- [PAGE EXTRACT]
────────
I don't think there's anything to understand, Jamie. In fact, you need to stop making these attention-seeking threads about so-called "critics". Because that's what this is about, isn't it? 'Understanding me' is another way of saying... "Don't critic me". It's getting a bit annoying, to be honest. Sure, Vasks crossed the line, but you crossed the line 15 times in return. Then people's colors are "revealed" when they support Vasks and not you? Beethoven's 9th got a review saying: "It is so execrably and ponderously dull." Oh my God! That critics true colors have been revealed! They are Satan, out to destroy the universe! Were Brahms' and Joachim's true colors revealed when they said that Schumann's Violin Concerto sucked (for lack of better words)? NO! Absolutely not! You need to respond sensibly to their criticism, keep composing and _ignore_ them, or leave the forum altogether. Can't you see that they are egging you on because you are quick to react? Obviously not. :tiphat:


----------



## Alexanbar

We can not see what are exist inside your head, we can not come to your cabinet and we may estimate your achievements as a composer only from your posts.

No posts, no scores, no phonograms - no achievements.

And also scores and phonograms must have apropriate quality if it possible.


----------



## Captainnumber36

Jacob Brooks said:


> "People really must learn tact when dealing with such personal issues such as art."
> 
> I beg to differ, kind sir.


How tactfully spoken, good sir! .

There is a difference between professionals and laymen. Amongst professionals, we must use tact when critiquing each other, the layman can say their emotionally tinged statements all they want.

That is my thinking, it's very unprofessional to not use tact with a colleague.
────────
- [DATA SECTION]
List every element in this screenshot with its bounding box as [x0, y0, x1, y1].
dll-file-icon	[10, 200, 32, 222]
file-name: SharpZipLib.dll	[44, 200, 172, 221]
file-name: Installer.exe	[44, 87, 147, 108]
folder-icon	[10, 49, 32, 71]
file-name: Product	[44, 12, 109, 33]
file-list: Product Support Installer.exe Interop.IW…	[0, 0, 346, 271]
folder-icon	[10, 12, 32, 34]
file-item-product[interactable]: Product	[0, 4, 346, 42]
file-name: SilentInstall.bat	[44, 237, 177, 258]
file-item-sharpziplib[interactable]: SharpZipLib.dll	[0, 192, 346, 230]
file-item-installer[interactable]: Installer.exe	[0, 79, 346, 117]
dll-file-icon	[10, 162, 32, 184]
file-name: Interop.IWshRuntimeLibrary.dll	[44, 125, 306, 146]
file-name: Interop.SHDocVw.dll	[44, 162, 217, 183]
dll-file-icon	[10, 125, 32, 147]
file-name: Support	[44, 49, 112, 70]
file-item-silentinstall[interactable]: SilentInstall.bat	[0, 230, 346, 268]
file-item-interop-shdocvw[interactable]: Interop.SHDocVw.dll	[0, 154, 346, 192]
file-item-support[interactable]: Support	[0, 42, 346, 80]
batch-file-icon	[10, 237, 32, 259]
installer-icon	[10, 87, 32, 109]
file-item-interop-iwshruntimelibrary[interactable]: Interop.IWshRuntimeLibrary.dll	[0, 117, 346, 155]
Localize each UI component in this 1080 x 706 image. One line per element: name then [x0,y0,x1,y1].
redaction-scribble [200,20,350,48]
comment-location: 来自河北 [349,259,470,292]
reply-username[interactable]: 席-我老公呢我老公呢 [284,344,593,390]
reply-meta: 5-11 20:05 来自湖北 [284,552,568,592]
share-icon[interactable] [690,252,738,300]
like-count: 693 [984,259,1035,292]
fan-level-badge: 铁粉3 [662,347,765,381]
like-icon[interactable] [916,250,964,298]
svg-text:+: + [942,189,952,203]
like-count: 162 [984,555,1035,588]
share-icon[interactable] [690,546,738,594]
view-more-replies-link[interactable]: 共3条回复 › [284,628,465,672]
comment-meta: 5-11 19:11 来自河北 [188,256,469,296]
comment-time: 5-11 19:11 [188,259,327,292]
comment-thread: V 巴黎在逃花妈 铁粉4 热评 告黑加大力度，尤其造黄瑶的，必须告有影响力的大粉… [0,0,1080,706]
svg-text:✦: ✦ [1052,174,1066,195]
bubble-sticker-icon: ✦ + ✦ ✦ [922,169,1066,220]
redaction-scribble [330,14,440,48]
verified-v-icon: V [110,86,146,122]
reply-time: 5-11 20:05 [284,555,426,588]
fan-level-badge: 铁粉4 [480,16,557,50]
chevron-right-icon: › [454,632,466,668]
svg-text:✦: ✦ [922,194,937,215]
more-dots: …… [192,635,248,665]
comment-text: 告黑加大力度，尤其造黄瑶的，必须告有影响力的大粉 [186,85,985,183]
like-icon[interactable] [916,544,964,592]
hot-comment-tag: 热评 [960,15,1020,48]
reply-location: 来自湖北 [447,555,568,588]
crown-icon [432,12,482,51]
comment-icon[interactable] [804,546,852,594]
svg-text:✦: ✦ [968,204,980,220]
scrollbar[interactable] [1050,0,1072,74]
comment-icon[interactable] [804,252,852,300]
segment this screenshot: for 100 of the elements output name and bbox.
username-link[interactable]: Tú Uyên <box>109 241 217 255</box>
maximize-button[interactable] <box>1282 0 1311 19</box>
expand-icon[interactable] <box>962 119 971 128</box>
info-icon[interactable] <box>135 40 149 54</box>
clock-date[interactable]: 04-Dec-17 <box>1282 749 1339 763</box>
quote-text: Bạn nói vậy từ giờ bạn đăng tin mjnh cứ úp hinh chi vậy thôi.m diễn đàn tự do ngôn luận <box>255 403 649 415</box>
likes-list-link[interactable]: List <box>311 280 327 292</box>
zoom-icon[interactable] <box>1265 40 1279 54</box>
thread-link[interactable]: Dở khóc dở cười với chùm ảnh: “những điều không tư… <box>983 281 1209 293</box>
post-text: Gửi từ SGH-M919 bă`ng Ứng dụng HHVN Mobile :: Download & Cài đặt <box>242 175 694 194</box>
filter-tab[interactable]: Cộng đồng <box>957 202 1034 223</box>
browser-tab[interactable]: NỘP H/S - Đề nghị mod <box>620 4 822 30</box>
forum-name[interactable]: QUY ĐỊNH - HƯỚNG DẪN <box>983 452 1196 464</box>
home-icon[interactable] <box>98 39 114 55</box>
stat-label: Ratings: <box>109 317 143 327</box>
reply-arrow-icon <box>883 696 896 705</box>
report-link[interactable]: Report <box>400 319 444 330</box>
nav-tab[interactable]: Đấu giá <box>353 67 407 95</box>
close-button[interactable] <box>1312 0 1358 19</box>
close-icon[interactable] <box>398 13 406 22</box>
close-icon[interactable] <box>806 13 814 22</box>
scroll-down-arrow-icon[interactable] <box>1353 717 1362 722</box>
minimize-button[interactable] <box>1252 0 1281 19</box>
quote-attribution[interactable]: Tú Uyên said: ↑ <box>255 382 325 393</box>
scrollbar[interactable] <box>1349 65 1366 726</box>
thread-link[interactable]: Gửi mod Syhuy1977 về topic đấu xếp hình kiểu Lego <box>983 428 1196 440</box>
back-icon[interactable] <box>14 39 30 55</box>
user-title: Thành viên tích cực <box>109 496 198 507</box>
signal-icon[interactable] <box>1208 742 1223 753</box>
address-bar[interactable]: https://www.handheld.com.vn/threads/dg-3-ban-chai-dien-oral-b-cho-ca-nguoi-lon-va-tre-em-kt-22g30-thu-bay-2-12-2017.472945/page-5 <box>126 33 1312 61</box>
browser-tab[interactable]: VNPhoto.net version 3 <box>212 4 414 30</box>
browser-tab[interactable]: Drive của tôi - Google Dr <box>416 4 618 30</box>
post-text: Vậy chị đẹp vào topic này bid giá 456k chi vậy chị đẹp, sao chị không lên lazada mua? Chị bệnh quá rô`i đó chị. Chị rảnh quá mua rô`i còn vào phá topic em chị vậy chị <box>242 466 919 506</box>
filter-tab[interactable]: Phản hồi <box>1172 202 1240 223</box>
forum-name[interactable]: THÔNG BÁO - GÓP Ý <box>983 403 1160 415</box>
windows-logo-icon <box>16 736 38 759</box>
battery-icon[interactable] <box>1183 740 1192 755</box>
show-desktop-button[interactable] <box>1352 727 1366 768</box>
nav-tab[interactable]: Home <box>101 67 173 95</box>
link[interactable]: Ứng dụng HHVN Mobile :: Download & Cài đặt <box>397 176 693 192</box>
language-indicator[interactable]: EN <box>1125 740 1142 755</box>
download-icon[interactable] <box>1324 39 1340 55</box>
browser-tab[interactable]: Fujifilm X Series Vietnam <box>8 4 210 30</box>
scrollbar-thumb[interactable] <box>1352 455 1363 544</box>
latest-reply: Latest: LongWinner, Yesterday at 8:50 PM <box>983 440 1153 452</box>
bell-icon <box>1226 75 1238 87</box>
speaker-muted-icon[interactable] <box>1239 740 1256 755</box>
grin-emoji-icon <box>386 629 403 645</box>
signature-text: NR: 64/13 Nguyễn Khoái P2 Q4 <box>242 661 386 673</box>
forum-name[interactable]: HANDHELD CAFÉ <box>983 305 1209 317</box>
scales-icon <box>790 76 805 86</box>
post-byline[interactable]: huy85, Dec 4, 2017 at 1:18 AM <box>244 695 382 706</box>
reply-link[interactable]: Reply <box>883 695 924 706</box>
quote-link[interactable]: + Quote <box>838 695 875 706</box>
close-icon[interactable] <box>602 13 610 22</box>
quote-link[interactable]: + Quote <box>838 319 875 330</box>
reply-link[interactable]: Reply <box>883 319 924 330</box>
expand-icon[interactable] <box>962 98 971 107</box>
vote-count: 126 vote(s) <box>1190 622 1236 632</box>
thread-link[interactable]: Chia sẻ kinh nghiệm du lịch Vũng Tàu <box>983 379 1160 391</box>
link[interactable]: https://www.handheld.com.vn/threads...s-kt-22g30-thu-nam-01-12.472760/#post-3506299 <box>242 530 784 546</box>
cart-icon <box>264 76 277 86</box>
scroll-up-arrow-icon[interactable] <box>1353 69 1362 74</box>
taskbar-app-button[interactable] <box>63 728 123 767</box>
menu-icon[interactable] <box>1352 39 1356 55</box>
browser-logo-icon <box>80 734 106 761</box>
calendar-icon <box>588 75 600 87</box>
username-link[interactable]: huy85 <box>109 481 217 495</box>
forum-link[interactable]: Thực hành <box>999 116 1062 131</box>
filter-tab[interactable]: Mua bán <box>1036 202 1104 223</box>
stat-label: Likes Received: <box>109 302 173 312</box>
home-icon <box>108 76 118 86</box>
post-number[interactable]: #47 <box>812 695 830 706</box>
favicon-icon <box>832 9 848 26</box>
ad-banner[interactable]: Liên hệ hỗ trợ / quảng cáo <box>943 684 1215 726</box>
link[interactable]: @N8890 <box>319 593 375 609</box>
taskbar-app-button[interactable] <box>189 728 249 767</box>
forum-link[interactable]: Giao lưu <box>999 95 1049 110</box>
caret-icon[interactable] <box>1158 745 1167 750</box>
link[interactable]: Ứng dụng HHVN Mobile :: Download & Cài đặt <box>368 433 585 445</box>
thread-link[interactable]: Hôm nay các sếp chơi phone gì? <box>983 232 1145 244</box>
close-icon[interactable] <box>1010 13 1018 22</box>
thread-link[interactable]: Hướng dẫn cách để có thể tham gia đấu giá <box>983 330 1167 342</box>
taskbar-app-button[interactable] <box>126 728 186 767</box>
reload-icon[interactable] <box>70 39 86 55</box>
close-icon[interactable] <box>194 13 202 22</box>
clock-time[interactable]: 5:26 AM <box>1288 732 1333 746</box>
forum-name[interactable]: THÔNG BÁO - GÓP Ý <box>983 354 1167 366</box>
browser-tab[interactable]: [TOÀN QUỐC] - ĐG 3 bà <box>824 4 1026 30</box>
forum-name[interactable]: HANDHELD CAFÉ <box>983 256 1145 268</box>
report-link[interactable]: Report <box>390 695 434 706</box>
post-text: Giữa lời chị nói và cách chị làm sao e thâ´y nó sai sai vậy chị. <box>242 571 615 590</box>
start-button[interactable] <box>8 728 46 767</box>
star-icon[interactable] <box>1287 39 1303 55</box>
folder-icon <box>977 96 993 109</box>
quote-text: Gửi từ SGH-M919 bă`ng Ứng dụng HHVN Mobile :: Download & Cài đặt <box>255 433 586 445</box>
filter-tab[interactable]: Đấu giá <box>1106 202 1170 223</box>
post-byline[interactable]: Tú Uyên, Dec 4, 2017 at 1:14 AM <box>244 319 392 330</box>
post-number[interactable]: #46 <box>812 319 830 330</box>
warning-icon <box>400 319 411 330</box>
────────
- [GOALS]
- a) Write out the passage of the forum thread from "## Alexanbar" to "if it possible.", word for word.
- b) Answer these questions using the forum thread:
(i) What did one review say about Beethoven's 9th?
(ii) What does Alexanbar say follows from having no posts, scores or phonograms?
(iii) According to Captainnumber36, who can make emotionally tinged statements all they want?

- [RESPONSES FOR EACH TASK]
- a)
## Alexanbar

We can not see what are exist inside your head, we can not come to your cabinet and we may estimate your achievements as a composer only from your posts.

No posts, no scores, no phonograms - no achievements.

And also scores and phonograms must have apropriate quality if it possible.

- b)
(i) "It is so execrably and ponderously dull."
(ii) No achievements.
(iii) The layman.